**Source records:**
■ ■ ■ ■ ■ ■ ■
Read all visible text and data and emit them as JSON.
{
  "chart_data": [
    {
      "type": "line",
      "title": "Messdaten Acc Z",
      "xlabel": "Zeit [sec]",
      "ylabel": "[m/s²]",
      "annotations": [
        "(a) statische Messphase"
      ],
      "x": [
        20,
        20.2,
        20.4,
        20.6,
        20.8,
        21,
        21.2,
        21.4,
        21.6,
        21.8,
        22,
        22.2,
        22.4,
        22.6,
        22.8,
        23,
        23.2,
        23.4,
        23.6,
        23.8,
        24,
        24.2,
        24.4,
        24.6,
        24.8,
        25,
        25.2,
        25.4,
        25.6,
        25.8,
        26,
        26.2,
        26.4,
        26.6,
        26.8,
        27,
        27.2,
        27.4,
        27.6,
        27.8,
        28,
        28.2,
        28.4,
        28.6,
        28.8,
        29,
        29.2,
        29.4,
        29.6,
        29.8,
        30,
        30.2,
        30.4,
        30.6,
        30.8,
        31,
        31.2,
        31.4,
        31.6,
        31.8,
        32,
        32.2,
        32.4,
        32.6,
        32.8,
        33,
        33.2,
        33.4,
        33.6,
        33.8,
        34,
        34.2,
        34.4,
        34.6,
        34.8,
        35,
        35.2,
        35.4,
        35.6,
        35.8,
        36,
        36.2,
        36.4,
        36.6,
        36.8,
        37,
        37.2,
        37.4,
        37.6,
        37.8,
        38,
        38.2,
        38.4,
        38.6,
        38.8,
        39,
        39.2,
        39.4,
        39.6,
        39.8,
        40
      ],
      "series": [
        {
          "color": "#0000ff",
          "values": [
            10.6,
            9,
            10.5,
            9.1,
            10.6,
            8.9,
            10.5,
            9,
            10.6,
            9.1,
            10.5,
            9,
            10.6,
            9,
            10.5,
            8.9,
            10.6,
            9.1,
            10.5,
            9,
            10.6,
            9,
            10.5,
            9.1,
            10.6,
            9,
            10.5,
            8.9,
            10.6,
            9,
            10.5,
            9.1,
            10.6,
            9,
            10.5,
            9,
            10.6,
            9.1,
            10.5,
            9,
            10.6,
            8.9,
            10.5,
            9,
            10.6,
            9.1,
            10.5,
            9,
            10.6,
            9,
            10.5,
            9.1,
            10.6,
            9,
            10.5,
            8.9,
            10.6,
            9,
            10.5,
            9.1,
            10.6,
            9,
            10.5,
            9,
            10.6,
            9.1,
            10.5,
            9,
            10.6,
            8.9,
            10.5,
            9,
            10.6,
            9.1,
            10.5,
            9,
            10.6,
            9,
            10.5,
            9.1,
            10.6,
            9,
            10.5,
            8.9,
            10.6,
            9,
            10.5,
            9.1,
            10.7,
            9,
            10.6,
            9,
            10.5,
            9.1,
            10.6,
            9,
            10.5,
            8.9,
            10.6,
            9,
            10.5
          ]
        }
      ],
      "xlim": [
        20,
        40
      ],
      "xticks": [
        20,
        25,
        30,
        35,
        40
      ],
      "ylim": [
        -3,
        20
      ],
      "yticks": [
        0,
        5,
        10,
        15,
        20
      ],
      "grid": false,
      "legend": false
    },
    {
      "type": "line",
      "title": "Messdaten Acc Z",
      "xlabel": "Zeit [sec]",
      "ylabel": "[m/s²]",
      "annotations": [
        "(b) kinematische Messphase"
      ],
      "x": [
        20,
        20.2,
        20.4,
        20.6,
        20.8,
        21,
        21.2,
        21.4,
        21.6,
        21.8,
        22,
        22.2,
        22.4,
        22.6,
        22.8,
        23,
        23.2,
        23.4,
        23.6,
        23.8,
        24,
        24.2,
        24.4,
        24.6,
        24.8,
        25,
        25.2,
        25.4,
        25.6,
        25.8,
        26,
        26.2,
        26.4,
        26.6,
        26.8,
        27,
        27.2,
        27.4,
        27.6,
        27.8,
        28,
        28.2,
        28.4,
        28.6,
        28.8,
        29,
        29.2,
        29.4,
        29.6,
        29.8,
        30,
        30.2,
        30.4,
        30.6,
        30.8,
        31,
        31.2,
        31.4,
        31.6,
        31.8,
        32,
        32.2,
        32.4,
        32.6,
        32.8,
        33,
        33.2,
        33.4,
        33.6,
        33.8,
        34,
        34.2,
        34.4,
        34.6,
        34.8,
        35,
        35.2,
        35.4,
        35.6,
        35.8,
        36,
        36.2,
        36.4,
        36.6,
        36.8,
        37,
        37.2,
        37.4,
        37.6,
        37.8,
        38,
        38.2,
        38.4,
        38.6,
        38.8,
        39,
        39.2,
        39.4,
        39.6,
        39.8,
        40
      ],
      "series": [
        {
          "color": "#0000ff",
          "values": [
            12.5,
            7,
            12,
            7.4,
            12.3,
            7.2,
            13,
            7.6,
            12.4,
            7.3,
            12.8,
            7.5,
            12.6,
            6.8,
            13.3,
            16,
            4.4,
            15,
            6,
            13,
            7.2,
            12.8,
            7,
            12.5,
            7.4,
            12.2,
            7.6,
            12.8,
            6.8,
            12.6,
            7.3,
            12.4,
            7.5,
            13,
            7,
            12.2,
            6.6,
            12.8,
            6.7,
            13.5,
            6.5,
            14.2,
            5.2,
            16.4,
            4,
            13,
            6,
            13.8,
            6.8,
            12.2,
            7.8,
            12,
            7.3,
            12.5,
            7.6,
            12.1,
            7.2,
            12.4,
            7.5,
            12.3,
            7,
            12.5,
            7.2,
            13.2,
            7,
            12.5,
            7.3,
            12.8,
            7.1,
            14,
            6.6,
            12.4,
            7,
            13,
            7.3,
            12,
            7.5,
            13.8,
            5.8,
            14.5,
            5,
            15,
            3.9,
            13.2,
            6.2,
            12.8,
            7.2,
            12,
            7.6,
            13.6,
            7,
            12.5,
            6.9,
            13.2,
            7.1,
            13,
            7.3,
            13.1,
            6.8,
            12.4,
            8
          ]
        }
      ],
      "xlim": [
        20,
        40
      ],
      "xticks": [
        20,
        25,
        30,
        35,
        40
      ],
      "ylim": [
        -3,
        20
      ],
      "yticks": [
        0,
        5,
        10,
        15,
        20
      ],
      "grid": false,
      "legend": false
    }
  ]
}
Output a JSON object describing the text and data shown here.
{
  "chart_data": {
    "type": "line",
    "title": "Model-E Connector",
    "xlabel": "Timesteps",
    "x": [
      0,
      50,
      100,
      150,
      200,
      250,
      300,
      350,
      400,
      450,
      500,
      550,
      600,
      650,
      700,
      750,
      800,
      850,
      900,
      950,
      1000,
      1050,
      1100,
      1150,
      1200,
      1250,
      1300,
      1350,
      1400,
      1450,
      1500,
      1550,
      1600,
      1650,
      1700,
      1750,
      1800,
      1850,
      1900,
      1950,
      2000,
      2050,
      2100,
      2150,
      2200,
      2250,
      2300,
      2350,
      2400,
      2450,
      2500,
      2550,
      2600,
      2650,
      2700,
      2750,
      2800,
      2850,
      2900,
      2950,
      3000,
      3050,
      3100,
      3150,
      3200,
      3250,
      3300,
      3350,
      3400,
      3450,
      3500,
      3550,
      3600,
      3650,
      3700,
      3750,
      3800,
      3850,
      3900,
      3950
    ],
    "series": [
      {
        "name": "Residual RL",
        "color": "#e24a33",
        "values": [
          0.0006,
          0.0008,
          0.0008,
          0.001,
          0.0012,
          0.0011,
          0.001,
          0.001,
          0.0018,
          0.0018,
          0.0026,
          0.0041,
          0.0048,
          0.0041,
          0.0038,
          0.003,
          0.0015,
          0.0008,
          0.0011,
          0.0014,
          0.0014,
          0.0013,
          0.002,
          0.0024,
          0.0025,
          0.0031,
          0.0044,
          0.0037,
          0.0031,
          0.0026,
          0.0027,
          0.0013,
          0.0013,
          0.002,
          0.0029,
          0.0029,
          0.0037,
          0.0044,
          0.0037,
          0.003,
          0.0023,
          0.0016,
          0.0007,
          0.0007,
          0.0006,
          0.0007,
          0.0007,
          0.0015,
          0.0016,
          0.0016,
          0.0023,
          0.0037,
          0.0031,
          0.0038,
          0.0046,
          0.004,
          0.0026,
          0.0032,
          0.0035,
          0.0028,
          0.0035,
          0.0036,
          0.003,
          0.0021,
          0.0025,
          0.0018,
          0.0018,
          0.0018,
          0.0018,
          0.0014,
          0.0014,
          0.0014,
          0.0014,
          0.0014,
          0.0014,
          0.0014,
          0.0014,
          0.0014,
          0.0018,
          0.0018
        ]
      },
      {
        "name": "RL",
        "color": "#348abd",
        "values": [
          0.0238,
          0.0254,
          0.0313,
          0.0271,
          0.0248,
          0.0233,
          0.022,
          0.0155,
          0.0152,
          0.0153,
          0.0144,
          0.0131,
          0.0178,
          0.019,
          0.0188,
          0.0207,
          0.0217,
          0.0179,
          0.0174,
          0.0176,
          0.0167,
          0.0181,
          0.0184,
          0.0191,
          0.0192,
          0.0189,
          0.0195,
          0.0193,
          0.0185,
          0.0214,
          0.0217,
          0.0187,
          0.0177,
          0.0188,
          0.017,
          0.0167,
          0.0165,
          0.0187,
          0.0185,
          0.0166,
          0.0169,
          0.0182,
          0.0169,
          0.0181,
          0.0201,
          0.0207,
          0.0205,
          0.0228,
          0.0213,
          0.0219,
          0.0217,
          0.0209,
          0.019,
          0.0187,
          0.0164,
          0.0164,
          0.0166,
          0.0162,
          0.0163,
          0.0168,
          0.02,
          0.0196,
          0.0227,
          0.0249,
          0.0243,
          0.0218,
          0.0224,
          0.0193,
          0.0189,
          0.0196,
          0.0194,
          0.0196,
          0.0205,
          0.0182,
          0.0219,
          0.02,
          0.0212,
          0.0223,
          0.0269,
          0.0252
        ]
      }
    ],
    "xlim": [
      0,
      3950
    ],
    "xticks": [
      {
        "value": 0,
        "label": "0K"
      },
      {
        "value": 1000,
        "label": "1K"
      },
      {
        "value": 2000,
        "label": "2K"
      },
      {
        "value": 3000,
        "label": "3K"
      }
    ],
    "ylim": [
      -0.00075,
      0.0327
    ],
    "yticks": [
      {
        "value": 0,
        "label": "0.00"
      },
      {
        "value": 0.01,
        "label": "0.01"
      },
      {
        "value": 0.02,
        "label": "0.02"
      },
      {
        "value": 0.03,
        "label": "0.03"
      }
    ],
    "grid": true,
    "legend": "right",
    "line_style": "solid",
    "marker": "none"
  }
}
■ ■ ■ ■ ■ ■ ■
**Stated problem:** In the lines above, find each one with "Messphase" and list it.

**Exercise response:**
        "(a) statische Messphase"
        "(b) kinematische Messphase"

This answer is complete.